Directive —
Tally the lines in the data that follows that include the word "easy", and report nothing but the total.

Data —
=======
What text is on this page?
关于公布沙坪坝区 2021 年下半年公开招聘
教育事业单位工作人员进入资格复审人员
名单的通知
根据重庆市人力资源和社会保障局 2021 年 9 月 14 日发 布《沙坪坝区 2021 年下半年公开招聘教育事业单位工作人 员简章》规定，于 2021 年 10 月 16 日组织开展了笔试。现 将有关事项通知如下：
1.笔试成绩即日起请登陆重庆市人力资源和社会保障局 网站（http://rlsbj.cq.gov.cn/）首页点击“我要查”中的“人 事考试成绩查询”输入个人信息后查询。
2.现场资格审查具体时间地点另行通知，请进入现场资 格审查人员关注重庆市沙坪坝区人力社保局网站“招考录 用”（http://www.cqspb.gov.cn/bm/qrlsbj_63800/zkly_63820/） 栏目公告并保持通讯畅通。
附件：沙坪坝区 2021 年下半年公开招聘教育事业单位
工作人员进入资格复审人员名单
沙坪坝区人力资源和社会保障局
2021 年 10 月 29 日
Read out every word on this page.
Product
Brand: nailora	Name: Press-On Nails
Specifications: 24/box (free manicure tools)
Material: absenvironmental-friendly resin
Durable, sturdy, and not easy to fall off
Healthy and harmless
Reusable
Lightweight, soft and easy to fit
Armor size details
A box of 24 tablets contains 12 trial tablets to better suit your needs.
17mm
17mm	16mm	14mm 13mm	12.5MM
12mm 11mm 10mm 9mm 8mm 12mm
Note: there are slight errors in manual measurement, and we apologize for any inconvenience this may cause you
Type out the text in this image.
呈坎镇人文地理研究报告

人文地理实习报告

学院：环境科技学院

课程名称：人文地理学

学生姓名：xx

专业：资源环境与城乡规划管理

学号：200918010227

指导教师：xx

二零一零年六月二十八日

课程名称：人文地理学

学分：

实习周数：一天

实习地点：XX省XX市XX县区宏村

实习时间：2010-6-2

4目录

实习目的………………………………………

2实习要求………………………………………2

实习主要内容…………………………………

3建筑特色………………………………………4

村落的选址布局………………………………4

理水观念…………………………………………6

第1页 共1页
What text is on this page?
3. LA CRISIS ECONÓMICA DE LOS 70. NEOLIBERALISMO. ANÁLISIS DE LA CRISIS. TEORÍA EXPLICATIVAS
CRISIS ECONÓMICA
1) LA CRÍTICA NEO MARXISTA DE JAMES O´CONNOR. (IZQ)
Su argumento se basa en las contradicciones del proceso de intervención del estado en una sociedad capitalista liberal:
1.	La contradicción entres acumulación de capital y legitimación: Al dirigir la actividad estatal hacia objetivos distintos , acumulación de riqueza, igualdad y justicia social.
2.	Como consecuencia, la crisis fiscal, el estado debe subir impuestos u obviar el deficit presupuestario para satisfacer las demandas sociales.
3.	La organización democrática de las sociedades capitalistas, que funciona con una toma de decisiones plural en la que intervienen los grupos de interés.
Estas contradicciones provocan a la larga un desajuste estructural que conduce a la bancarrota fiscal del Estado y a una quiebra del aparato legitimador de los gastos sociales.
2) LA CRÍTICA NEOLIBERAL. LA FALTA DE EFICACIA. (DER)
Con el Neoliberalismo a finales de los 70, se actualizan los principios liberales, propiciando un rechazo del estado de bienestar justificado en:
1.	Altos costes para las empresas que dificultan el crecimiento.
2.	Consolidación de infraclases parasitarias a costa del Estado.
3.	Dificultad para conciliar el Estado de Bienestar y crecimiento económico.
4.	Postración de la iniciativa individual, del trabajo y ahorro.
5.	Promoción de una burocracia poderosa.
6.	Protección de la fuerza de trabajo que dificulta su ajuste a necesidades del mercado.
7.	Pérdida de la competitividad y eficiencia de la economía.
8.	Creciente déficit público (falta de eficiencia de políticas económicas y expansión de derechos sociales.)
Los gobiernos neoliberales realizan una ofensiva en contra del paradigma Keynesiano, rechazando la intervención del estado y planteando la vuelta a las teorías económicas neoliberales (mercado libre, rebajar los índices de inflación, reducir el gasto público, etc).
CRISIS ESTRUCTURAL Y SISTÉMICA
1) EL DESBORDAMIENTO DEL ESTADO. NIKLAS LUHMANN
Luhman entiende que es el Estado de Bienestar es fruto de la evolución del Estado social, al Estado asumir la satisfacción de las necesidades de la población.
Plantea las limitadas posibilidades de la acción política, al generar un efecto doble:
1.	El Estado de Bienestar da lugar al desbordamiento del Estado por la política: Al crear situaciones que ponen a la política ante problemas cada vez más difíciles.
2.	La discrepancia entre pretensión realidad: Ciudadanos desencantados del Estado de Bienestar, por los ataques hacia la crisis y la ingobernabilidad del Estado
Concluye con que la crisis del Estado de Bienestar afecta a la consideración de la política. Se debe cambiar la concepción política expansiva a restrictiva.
=======
Reply —
2